Short task
Collect all lines from the listing that include the string "JSON".

Input data
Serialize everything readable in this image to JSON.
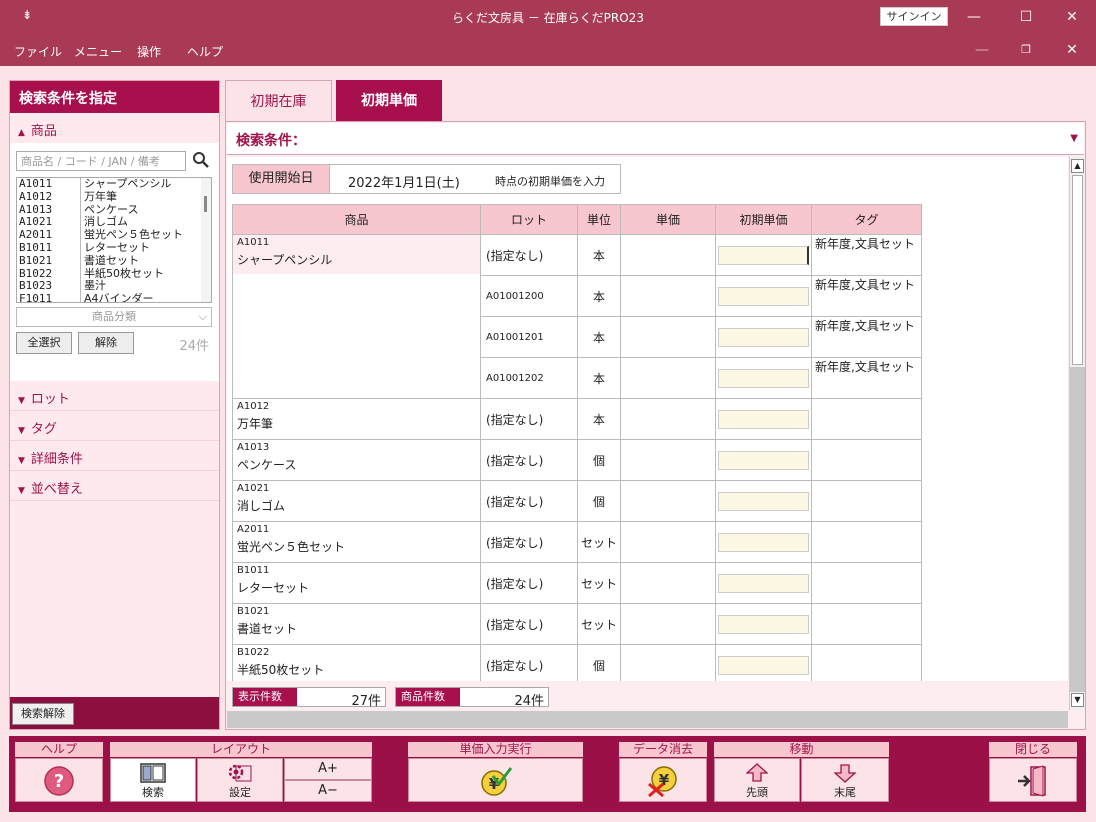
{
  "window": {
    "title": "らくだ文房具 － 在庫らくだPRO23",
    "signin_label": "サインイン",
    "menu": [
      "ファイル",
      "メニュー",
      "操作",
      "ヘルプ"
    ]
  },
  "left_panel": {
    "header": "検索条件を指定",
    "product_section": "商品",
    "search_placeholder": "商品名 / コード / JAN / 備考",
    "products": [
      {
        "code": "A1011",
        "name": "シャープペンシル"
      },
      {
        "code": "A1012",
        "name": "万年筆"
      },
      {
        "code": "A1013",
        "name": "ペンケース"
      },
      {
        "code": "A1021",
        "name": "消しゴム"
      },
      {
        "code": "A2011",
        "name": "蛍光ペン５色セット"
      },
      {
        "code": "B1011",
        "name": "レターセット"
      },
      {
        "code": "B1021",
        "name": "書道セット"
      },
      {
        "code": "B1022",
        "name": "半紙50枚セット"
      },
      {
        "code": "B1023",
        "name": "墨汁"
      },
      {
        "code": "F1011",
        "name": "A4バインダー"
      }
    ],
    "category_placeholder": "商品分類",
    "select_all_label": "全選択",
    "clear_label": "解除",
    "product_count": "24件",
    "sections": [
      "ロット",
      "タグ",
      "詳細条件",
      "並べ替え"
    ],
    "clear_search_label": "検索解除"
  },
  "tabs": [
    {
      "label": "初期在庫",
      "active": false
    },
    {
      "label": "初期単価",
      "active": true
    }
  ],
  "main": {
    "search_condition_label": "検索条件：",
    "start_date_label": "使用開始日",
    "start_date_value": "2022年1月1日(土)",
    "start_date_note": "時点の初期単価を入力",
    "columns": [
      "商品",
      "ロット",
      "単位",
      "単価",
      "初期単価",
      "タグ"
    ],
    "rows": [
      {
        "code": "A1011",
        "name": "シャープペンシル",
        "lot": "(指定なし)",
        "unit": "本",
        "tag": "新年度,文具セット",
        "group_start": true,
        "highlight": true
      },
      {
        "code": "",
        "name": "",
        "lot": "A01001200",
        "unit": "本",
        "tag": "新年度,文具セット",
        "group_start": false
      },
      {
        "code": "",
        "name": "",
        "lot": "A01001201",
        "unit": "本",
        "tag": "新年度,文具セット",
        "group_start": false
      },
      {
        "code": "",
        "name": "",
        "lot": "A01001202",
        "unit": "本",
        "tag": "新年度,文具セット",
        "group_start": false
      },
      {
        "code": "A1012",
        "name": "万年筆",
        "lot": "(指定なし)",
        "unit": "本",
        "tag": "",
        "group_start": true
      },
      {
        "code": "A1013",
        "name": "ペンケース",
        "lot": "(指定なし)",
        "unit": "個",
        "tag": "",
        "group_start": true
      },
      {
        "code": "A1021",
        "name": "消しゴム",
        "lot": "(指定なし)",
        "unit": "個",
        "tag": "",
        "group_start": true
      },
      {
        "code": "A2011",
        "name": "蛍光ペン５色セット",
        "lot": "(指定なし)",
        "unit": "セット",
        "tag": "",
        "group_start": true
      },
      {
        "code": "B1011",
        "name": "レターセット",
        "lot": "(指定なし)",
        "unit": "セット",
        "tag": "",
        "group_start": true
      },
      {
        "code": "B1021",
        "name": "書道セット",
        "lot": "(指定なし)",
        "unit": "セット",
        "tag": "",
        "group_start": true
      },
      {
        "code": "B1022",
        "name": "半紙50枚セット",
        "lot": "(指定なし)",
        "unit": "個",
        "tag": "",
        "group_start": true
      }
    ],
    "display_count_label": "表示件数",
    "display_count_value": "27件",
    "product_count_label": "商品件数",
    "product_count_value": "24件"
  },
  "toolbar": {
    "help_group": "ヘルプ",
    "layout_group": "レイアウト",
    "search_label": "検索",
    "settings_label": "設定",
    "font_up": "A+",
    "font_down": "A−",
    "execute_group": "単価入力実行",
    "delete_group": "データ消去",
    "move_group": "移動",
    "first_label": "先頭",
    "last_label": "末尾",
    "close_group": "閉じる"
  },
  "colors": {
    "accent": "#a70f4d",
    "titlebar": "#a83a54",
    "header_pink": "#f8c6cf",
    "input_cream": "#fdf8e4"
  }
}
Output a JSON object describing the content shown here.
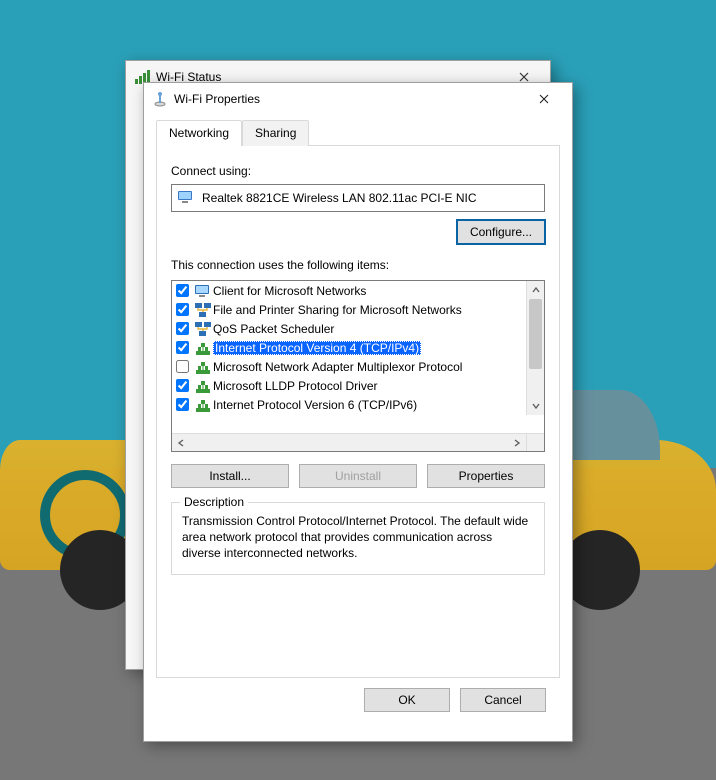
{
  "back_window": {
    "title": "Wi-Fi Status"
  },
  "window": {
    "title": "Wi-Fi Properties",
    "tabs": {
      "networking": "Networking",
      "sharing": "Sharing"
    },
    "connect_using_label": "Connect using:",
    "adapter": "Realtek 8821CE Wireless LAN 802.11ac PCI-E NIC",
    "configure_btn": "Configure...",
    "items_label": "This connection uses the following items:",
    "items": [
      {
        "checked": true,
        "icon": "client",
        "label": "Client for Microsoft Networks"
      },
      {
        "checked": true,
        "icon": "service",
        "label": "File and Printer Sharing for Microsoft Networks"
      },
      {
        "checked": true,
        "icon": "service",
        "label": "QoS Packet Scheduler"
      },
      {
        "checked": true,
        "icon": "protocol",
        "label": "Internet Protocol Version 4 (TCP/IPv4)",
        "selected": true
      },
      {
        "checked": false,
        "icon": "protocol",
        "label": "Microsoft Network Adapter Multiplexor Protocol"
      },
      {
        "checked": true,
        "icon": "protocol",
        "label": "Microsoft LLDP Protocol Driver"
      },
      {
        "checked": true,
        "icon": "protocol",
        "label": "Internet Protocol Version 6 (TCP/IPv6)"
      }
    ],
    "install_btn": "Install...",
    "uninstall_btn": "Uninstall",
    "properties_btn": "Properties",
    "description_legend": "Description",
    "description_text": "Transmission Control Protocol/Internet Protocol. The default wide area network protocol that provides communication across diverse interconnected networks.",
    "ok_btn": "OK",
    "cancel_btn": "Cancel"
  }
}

Output for this exercise
Serialize everything readable in this image to JSON.
Output a JSON object describing the content shown here.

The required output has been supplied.